**Listed records**
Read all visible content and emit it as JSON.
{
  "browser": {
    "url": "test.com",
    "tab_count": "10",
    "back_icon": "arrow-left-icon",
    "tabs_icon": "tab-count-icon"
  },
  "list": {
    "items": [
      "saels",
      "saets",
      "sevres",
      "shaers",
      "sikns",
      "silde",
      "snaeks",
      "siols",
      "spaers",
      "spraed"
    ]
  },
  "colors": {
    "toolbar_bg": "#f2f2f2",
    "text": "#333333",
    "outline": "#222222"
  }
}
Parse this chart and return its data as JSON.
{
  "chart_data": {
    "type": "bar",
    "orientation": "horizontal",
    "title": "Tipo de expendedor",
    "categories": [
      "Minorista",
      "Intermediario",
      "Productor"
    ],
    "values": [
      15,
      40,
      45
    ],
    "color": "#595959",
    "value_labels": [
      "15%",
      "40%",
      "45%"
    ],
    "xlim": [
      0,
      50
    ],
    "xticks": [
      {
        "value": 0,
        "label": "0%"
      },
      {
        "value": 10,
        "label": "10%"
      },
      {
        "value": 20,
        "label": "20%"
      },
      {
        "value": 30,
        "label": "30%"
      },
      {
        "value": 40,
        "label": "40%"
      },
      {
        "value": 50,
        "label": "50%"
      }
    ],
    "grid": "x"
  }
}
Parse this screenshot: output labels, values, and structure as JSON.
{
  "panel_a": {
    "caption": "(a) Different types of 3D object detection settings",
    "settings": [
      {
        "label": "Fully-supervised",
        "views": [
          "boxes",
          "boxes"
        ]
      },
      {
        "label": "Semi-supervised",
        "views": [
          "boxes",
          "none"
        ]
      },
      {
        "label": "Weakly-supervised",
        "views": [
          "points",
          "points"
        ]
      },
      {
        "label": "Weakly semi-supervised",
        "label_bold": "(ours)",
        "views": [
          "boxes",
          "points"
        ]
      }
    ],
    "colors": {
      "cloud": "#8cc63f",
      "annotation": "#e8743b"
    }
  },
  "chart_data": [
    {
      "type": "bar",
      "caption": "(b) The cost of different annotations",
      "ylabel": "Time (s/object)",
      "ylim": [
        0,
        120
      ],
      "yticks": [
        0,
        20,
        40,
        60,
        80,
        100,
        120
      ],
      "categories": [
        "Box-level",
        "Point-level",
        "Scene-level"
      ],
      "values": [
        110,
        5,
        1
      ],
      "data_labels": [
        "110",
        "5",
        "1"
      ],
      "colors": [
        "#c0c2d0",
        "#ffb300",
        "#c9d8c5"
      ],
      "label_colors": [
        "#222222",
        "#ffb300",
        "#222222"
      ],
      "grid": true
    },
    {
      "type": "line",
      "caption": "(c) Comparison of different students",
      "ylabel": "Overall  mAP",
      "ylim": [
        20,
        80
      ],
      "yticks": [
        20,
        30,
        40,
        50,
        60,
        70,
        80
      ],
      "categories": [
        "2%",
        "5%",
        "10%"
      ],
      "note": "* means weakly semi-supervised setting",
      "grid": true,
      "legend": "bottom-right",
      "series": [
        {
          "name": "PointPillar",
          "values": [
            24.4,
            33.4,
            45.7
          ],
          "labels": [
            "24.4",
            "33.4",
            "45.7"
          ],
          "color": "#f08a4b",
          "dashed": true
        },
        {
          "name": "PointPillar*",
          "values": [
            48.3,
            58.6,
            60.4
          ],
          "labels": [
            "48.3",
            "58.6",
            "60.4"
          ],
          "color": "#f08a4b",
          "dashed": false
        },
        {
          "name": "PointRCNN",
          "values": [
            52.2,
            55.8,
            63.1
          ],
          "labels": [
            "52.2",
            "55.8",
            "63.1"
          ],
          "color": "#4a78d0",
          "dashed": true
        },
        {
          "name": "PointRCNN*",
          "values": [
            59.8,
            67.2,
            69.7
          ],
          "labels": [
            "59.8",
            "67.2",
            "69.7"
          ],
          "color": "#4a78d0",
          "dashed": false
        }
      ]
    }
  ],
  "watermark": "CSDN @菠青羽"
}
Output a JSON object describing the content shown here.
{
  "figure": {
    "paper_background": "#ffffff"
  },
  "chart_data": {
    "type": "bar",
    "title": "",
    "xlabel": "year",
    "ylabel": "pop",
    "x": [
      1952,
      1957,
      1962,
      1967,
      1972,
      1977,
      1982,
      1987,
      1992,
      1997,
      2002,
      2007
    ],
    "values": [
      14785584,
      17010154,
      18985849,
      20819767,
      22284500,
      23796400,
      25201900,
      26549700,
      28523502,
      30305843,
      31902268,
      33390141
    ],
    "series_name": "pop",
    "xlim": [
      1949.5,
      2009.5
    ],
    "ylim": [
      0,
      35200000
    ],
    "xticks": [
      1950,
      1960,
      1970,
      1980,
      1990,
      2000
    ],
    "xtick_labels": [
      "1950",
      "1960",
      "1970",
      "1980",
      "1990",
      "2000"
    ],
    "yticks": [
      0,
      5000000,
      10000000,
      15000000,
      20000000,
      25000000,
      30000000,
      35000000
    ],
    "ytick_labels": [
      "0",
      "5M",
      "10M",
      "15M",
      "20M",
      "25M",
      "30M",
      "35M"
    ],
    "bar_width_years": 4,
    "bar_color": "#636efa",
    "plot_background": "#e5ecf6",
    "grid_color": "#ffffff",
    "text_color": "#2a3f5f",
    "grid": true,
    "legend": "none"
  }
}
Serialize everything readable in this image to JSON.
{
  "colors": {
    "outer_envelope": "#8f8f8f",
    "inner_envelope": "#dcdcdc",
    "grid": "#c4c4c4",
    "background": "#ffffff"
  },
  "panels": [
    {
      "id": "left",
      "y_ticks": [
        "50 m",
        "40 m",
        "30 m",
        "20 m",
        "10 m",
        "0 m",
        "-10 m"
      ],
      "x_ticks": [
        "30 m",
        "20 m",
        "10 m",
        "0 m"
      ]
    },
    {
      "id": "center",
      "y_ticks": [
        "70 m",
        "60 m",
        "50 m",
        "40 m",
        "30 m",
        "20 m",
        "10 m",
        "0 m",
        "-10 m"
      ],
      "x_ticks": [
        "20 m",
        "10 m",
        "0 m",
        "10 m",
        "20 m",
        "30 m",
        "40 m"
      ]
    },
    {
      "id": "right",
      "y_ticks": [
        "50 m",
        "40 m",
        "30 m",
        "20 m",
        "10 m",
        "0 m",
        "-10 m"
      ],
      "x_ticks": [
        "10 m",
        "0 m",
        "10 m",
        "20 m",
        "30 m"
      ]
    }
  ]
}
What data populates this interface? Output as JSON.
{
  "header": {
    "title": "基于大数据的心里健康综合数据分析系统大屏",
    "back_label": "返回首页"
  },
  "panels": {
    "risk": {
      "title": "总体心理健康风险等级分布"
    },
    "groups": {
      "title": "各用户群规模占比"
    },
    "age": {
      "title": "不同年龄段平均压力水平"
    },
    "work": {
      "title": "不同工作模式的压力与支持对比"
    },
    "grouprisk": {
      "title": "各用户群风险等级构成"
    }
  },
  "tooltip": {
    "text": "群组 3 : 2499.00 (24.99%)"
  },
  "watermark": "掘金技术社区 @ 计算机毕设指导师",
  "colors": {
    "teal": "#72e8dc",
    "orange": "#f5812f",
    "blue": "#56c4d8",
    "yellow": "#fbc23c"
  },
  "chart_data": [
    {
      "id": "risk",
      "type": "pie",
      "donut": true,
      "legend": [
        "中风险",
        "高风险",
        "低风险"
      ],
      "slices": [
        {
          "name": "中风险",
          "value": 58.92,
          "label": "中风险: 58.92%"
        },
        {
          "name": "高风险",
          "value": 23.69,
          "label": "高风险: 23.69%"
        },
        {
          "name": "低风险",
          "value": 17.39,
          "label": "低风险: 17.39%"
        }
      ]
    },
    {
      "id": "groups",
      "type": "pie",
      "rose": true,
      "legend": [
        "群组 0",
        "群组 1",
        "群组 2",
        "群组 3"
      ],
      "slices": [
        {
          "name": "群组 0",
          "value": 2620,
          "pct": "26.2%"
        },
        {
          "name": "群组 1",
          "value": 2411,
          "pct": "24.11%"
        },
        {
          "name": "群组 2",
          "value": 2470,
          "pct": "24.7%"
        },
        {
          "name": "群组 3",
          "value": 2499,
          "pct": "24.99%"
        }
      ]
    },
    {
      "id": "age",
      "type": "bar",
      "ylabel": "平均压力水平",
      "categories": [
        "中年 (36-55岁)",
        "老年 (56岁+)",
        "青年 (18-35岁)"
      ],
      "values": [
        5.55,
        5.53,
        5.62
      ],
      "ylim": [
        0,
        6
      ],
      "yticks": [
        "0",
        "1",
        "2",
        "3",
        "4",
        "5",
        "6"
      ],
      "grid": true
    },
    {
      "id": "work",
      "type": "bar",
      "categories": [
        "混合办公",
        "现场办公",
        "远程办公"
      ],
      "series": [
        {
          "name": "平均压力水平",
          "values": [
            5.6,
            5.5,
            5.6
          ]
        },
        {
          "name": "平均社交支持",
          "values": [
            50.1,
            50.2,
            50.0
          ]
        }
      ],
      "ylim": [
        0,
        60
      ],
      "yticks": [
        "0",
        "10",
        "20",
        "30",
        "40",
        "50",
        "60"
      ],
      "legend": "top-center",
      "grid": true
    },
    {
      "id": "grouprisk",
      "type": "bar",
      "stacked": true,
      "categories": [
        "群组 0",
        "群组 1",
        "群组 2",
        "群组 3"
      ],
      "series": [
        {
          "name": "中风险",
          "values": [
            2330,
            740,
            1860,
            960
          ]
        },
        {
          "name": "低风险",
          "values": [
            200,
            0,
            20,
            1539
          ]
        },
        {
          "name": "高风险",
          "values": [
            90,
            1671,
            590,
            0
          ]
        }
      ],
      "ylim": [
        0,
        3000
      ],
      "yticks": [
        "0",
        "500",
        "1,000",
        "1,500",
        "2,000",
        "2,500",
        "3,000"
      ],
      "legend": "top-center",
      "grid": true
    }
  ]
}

**Your goal**
Copy all lines in the listing above where the string "caption" appears.

**Exercise result**
    "caption": "(a) Different types of 3D object detection settings",
      "caption": "(b) The cost of different annotations",
      "caption": "(c) Comparison of different students",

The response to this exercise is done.